#### [Instructions for the task]
Copy every line of the records below that holds the word "icon".
━━━━━━━━━━
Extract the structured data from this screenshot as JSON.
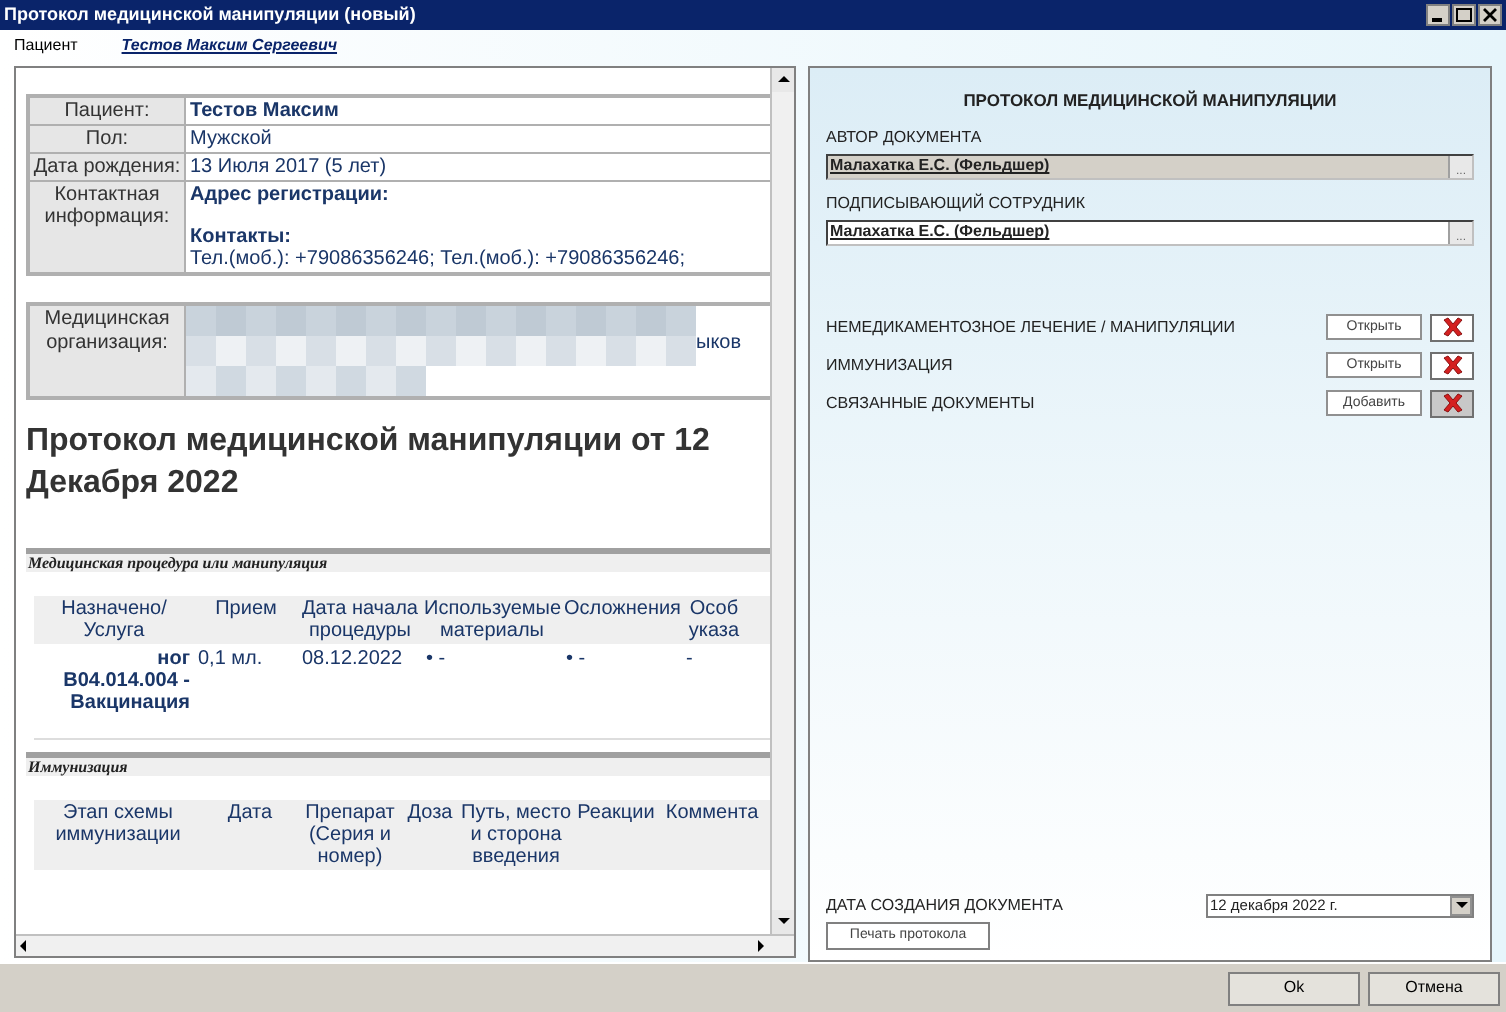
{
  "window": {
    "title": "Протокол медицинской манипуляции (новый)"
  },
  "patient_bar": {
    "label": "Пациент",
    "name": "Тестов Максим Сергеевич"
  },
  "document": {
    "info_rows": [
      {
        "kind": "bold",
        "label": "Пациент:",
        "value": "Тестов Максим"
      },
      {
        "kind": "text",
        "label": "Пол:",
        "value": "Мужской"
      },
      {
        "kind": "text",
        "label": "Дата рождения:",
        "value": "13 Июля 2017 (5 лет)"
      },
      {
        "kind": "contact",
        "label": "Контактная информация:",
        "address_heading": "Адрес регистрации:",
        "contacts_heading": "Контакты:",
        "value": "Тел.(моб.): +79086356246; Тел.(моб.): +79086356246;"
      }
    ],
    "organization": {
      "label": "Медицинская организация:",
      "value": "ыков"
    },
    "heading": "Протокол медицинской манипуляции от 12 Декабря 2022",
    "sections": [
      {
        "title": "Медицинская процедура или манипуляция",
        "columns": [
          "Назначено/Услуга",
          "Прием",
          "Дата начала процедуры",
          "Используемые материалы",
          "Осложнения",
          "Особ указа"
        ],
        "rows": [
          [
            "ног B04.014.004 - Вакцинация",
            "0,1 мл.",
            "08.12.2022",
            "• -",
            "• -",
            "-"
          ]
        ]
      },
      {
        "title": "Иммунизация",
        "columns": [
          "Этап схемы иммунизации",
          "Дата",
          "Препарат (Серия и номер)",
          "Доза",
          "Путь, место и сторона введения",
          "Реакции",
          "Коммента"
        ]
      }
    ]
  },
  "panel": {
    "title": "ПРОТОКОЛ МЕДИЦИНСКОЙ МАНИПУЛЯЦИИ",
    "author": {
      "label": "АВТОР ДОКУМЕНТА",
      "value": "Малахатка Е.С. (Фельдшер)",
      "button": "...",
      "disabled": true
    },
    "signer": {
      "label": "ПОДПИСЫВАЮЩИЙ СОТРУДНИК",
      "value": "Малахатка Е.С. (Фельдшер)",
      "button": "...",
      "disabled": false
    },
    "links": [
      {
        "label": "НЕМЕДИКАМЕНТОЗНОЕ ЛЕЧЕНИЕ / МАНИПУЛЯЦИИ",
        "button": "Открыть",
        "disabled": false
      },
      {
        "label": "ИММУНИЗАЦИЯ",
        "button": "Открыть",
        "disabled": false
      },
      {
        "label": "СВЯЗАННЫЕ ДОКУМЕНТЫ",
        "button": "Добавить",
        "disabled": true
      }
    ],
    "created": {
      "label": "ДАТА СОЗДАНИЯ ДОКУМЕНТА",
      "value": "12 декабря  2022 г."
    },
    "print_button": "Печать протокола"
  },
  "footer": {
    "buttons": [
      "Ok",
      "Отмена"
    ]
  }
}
━━━━━━━━━━
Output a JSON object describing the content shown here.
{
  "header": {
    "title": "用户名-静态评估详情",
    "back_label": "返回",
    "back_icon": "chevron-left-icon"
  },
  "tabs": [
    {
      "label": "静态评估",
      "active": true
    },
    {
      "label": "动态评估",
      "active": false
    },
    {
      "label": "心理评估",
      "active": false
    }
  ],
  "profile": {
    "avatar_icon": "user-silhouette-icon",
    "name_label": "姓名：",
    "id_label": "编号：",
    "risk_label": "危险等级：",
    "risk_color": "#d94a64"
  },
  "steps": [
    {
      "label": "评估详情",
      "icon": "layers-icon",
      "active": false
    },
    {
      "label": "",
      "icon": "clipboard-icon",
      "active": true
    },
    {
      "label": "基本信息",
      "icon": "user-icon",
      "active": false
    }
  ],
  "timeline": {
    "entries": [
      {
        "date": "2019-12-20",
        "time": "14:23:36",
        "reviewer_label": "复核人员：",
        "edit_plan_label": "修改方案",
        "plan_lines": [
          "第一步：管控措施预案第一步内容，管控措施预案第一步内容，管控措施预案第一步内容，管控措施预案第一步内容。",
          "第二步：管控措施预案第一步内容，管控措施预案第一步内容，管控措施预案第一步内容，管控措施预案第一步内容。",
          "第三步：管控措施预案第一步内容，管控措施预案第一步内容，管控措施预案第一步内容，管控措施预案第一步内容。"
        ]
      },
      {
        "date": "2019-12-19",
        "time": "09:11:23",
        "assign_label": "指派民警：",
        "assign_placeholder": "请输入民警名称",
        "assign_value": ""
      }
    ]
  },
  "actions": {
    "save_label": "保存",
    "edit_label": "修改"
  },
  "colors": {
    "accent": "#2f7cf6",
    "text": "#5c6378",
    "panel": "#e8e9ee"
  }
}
━━━━━━━━━━
#### [Answer for this exercise]
    "back_icon": "chevron-left-icon"
    "avatar_icon": "user-silhouette-icon",
      "icon": "layers-icon",
      "icon": "clipboard-icon",
      "icon": "user-icon",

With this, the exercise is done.